Using the abstract on autophagy and tumor dormancy, explain why tumor cells turn on autophagy during metastasis. Answer in one to three sentences.
═════ EXTRACT TO READ
Autophagy induced by metabolic processes leads to solid tumor cell metastatic dormancy and recurrence.

Abstract

A crucial cellular mechanism that has a complex impact on the biology of cancer, particularly in solid tumors, is autophagy. This review explores how metabolic processes trigger autophagy, which helps metastatic tumor cells go dormant and recur. During metastasis, tumor cells frequently encounter severe stressors, such as low oxygen levels and nutritional deprivation, which causes them to activate autophagy as a survival tactic. This process allows cancer stem cells (CSCs) to withstand severe conditions while also preserving their features. After years of dormancy, dormant disseminated tumor cells (DTCs) may reappear as aggressive metastatic cancers. The capacity of autophagy to promote resistance to treatments and avoid immune detection is intimately related to this phenomenon. According to recent research, autophagy promotes processes, such as the epithelial-to-mesenchymal transition (EMT) and helps build a pre-metastatic niche, which makes treatment strategies more challenging. Autophagy may be a promising therapeutic target because of its dual function as a tumor suppressor in early-stage cancer and a survival promoter in advanced stages. To effectively treat metastatic diseases, it is crucial to comprehend how metabolic processes interact with autophagy and affect tumor behavior. In order to find novel therapeutic approaches that can interfere with these processes and improve patient outcomes, this study highlights the critical need for additional investigation into the mechanisms by which autophagy controls tumor dormancy and recurrence.
══════════
═════ MATERIAL SUPPLIED
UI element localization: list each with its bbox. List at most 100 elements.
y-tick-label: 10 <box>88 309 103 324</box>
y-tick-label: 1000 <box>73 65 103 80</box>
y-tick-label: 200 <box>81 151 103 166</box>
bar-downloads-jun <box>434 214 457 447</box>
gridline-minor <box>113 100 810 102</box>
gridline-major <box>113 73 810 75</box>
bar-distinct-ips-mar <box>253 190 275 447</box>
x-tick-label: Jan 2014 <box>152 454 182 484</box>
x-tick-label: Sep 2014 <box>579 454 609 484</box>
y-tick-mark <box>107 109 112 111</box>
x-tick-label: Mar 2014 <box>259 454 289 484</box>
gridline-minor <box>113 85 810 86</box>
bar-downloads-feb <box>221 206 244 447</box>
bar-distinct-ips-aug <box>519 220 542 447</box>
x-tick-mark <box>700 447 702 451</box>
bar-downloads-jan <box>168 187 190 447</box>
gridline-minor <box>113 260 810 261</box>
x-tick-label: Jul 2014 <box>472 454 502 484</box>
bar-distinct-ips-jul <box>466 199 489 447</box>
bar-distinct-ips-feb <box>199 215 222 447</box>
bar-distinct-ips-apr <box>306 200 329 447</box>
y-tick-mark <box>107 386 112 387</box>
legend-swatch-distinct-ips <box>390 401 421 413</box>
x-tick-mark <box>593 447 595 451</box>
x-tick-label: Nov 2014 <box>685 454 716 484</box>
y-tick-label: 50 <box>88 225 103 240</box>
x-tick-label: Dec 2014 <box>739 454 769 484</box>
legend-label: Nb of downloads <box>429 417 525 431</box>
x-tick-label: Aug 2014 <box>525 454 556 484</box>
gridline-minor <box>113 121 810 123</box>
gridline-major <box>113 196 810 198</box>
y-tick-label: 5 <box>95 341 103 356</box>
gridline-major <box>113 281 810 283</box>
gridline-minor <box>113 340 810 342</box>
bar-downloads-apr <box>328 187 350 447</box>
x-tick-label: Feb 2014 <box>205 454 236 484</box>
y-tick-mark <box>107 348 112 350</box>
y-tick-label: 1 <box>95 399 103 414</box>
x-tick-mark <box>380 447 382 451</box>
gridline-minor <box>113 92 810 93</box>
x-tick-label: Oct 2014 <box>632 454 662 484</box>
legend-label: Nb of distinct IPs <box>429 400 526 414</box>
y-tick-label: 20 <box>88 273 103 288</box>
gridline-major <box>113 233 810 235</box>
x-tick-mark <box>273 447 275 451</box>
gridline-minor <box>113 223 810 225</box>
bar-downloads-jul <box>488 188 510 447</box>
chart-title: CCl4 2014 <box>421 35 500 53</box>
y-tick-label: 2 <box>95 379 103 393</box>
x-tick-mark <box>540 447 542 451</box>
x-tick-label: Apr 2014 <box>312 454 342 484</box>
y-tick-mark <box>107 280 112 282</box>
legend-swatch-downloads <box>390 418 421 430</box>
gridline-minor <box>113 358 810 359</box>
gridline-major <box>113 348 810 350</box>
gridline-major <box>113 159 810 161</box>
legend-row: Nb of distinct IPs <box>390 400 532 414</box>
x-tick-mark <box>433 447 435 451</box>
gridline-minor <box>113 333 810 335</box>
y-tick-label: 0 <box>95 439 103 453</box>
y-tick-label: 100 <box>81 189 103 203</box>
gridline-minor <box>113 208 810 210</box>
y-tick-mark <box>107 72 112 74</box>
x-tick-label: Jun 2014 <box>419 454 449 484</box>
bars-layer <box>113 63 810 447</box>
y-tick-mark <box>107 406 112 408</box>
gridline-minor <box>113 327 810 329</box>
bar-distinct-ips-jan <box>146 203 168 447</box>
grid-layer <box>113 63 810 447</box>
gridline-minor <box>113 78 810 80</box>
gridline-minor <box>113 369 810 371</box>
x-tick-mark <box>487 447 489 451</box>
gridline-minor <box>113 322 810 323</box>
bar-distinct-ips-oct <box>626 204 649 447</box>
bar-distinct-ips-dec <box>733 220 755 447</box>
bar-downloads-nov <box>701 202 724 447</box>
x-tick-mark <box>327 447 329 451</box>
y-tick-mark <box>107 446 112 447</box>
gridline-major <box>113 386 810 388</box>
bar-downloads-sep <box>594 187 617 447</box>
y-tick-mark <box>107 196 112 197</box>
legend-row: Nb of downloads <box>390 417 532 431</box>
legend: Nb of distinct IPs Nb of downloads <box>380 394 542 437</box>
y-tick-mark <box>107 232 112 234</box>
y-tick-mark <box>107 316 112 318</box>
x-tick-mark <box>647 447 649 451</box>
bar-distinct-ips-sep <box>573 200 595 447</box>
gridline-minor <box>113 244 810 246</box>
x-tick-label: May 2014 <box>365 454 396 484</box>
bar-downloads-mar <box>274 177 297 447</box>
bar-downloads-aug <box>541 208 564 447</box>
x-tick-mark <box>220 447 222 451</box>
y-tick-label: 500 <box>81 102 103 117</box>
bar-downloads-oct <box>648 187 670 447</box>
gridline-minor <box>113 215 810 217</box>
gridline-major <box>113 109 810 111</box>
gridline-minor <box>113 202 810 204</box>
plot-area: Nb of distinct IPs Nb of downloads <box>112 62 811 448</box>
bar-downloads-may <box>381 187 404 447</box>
══════════
**RESPONSE FOR THIS EXERCISE**
During metastasis, tumor cells often face severe stressors such as low oxygen levels and nutritional deprivation. They activate autophagy as a survival tactic against these conditions.